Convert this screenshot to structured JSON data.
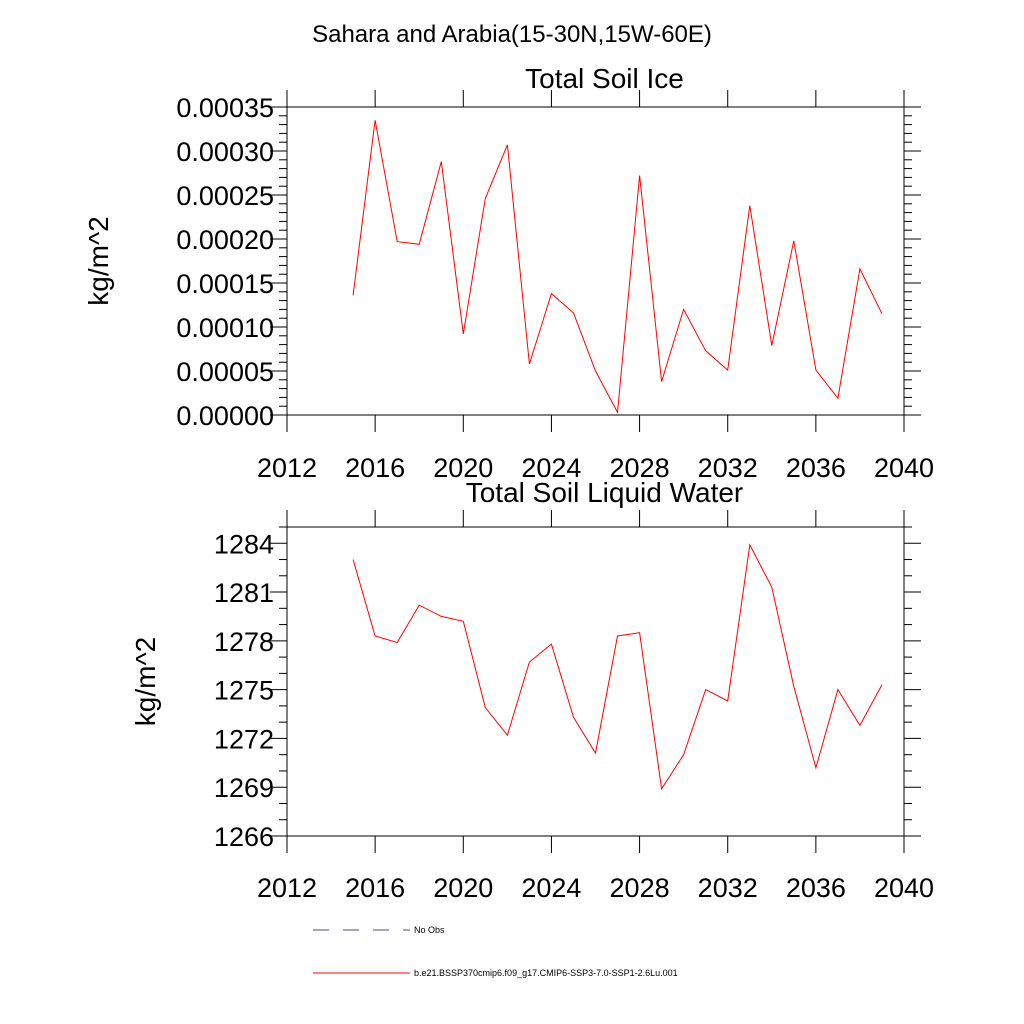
{
  "figure": {
    "title": "Sahara and Arabia(15-30N,15W-60E)",
    "series_color": "#ff0000",
    "legend": {
      "obs_label": "No Obs",
      "obs_color": "#4b4b8f",
      "model_label": "b.e21.BSSP370cmip6.f09_g17.CMIP6-SSP3-7.0-SSP1-2.6Lu.001"
    }
  },
  "chart_data": [
    {
      "type": "line",
      "title": "Total Soil Ice",
      "xlabel": "",
      "ylabel": "kg/m^2",
      "xlim": [
        2012,
        2040
      ],
      "ylim": [
        0,
        0.00035
      ],
      "x_ticks": [
        "2012",
        "2016",
        "2020",
        "2024",
        "2028",
        "2032",
        "2036",
        "2040"
      ],
      "y_ticks": [
        "0.00000",
        "0.00005",
        "0.00010",
        "0.00015",
        "0.00020",
        "0.00025",
        "0.00030",
        "0.00035"
      ],
      "x": [
        2015,
        2016,
        2017,
        2018,
        2019,
        2020,
        2021,
        2022,
        2023,
        2024,
        2025,
        2026,
        2027,
        2028,
        2029,
        2030,
        2031,
        2032,
        2033,
        2034,
        2035,
        2036,
        2037,
        2038,
        2039
      ],
      "series": [
        {
          "values": [
            0.000136,
            0.000335,
            0.000197,
            0.000194,
            0.000288,
            9.2e-05,
            0.000246,
            0.000307,
            5.8e-05,
            0.000138,
            0.000116,
            5e-05,
            3e-06,
            0.000272,
            3.8e-05,
            0.00012,
            7.3e-05,
            5.1e-05,
            0.000238,
            7.9e-05,
            0.000198,
            5.1e-05,
            1.9e-05,
            0.000166,
            0.000115
          ]
        }
      ]
    },
    {
      "type": "line",
      "title": "Total Soil Liquid Water",
      "xlabel": "",
      "ylabel": "kg/m^2",
      "xlim": [
        2012,
        2040
      ],
      "ylim": [
        1266,
        1285
      ],
      "x_ticks": [
        "2012",
        "2016",
        "2020",
        "2024",
        "2028",
        "2032",
        "2036",
        "2040"
      ],
      "y_ticks": [
        "1266",
        "1269",
        "1272",
        "1275",
        "1278",
        "1281",
        "1284"
      ],
      "x": [
        2015,
        2016,
        2017,
        2018,
        2019,
        2020,
        2021,
        2022,
        2023,
        2024,
        2025,
        2026,
        2027,
        2028,
        2029,
        2030,
        2031,
        2032,
        2033,
        2034,
        2035,
        2036,
        2037,
        2038,
        2039
      ],
      "series": [
        {
          "values": [
            1283.0,
            1278.3,
            1277.9,
            1280.2,
            1279.5,
            1279.2,
            1273.9,
            1272.2,
            1276.7,
            1277.8,
            1273.3,
            1271.1,
            1278.3,
            1278.5,
            1268.9,
            1271.0,
            1275.0,
            1274.3,
            1283.9,
            1281.3,
            1275.2,
            1270.2,
            1275.0,
            1272.8,
            1275.3
          ]
        }
      ]
    }
  ]
}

--- INSTRUCTION ---
State the count of lines holding the string "Soil" in the listing above, and nothing else.

--- THE ANSWER ---
2